* [Data lines]:

^^^^^^^^^^^^^^^^

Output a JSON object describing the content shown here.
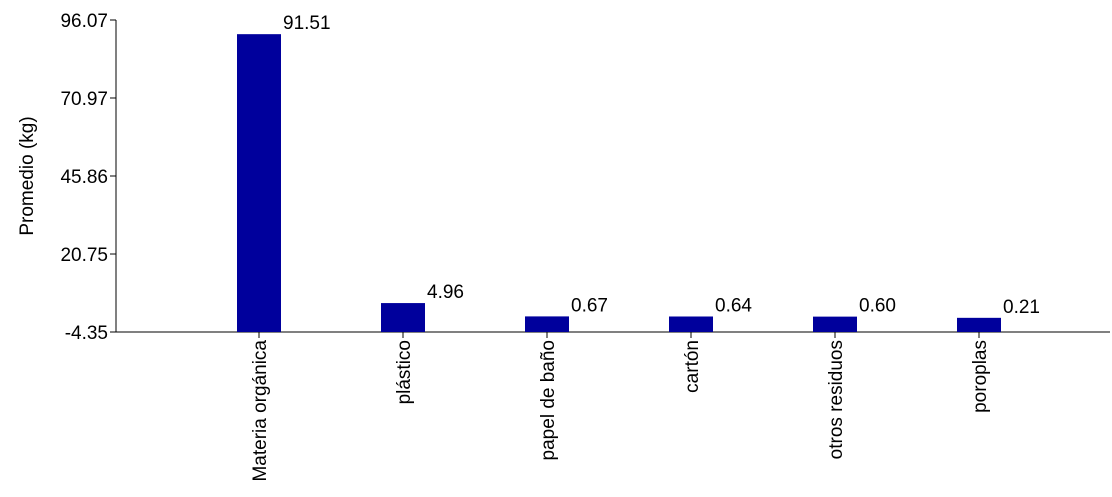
{
  "chart_data": {
    "type": "bar",
    "categories": [
      "Materia orgánica",
      "plástico",
      "papel de baño",
      "cartón",
      "otros residuos",
      "poroplas"
    ],
    "values": [
      91.51,
      4.96,
      0.67,
      0.64,
      0.6,
      0.21
    ],
    "value_labels": [
      "91.51",
      "4.96",
      "0.67",
      "0.64",
      "0.60",
      "0.21"
    ],
    "ylabel": "Promedio (kg)",
    "ylim": [
      -4.35,
      96.07
    ],
    "yticks": [
      "96.07",
      "70.97",
      "45.86",
      "20.75",
      "-4.35"
    ],
    "bar_color": "#00009c",
    "grid": false
  }
}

^^^^^^^^^^^^^^^^

* [Written request]:
Print all of the entries word for word. Omit the pictures they contain.

* [Solution to this problem]:
Output a JSON object describing the content shown here.
{
  "chart_data": {
    "type": "bar",
    "categories": [
      "Materia orgánica",
      "plástico",
      "papel de baño",
      "cartón",
      "otros residuos",
      "poroplas"
    ],
    "values": [
      91.51,
      4.96,
      0.67,
      0.64,
      0.6,
      0.21
    ],
    "value_labels": [
      "91.51",
      "4.96",
      "0.67",
      "0.64",
      "0.60",
      "0.21"
    ],
    "ylabel": "Promedio (kg)",
    "ylim": [
      -4.35,
      96.07
    ],
    "yticks": [
      "96.07",
      "70.97",
      "45.86",
      "20.75",
      "-4.35"
    ],
    "bar_color": "#00009c",
    "grid": false
  }
}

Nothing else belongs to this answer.